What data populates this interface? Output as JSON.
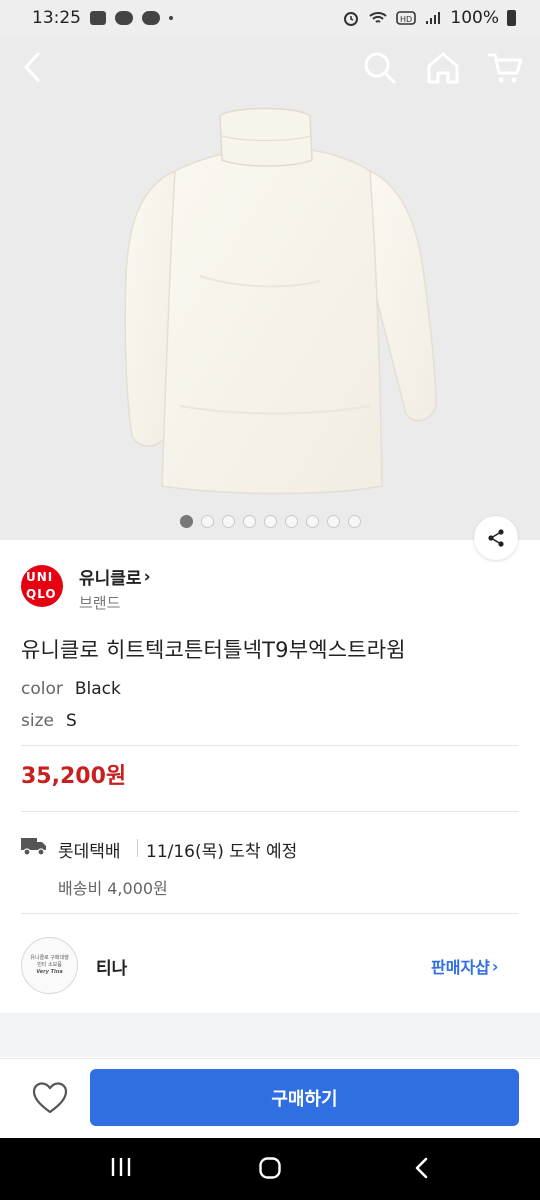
{
  "status_bar": {
    "time": "13:25",
    "battery": "100%"
  },
  "nav": {
    "icons": [
      "back-icon",
      "search-icon",
      "home-icon",
      "cart-icon"
    ]
  },
  "gallery": {
    "image_count": 9,
    "active_index": 0
  },
  "brand": {
    "logo_text": "UNI QLO",
    "name": "유니클로",
    "name_chevron": "›",
    "subtitle": "브랜드"
  },
  "product": {
    "title": "유니클로 히트텍코튼터틀넥T9부엑스트라윔",
    "color_label": "color",
    "color_value": "Black",
    "size_label": "size",
    "size_value": "S",
    "price": "35,200원"
  },
  "shipping": {
    "company": "롯데택배",
    "arrival": "11/16(목) 도착 예정",
    "fee": "배송비 4,000원"
  },
  "seller": {
    "avatar_line1": "유니클로 구매대행",
    "avatar_line2": "빈티 소모품",
    "avatar_line3": "Very Tina",
    "name": "티나",
    "shop_label": "판매자샵",
    "shop_chevron": "›"
  },
  "action": {
    "buy_label": "구매하기"
  },
  "colors": {
    "accent_blue": "#2f6fe2",
    "price_red": "#c8201f",
    "brand_red": "#e60012"
  }
}
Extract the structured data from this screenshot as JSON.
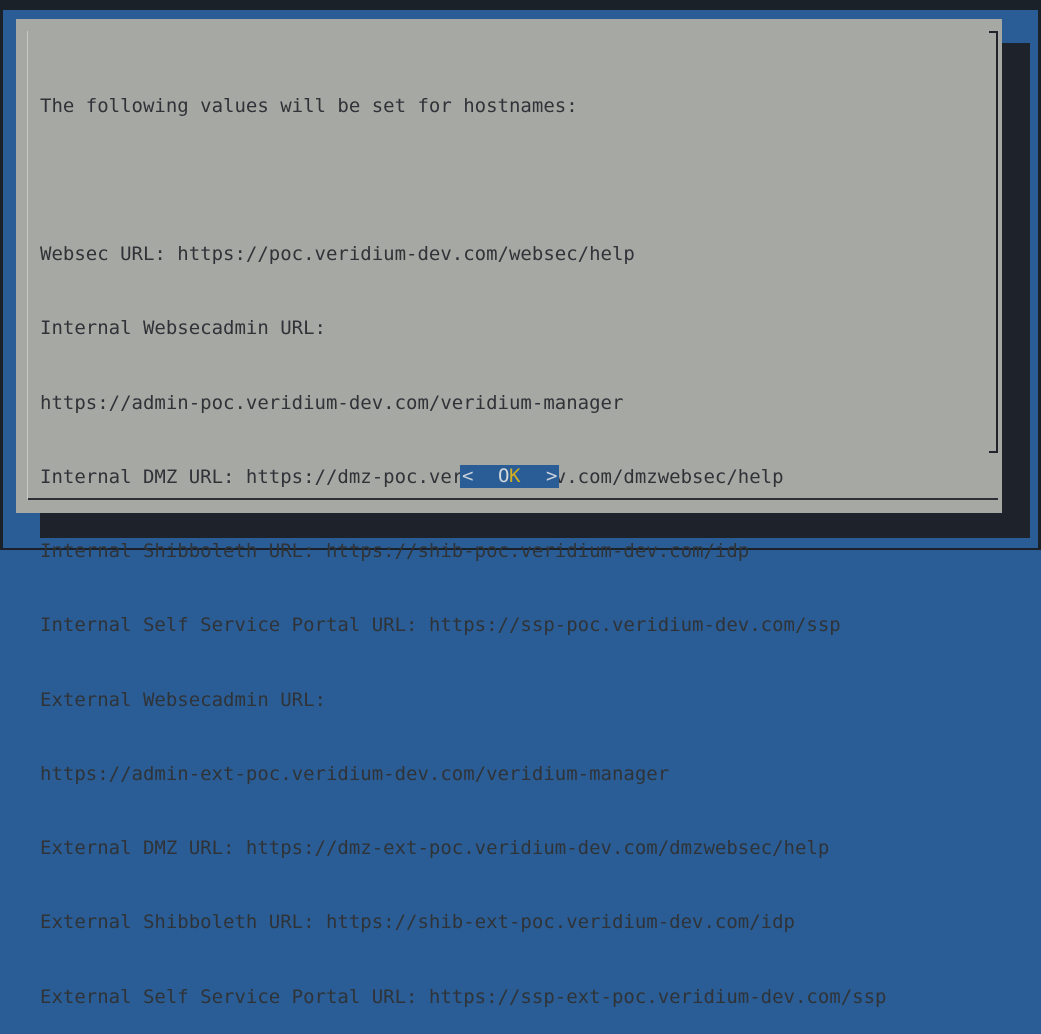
{
  "dialog": {
    "lines": [
      "The following values will be set for hostnames:",
      "",
      "Websec URL: https://poc.veridium-dev.com/websec/help",
      "Internal Websecadmin URL:",
      "https://admin-poc.veridium-dev.com/veridium-manager",
      "Internal DMZ URL: https://dmz-poc.veridium-dev.com/dmzwebsec/help",
      "Internal Shibboleth URL: https://shib-poc.veridium-dev.com/idp",
      "Internal Self Service Portal URL: https://ssp-poc.veridium-dev.com/ssp",
      "External Websecadmin URL:",
      "https://admin-ext-poc.veridium-dev.com/veridium-manager",
      "External DMZ URL: https://dmz-ext-poc.veridium-dev.com/dmzwebsec/help",
      "External Shibboleth URL: https://shib-ext-poc.veridium-dev.com/idp",
      "External Self Service Portal URL: https://ssp-ext-poc.veridium-dev.com/ssp"
    ],
    "ok_button": {
      "left_bracket": "<",
      "label_o": "O",
      "label_k": "K",
      "right_bracket": ">"
    }
  },
  "colors": {
    "background": "#2a5d95",
    "dialog": "#a6a8a3",
    "text": "#2f3338",
    "hotkey": "#d2b021"
  }
}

-=-=-

Exercise
State the count of lines holding the string "veridium" in the listing above, and nothing else.

The response
9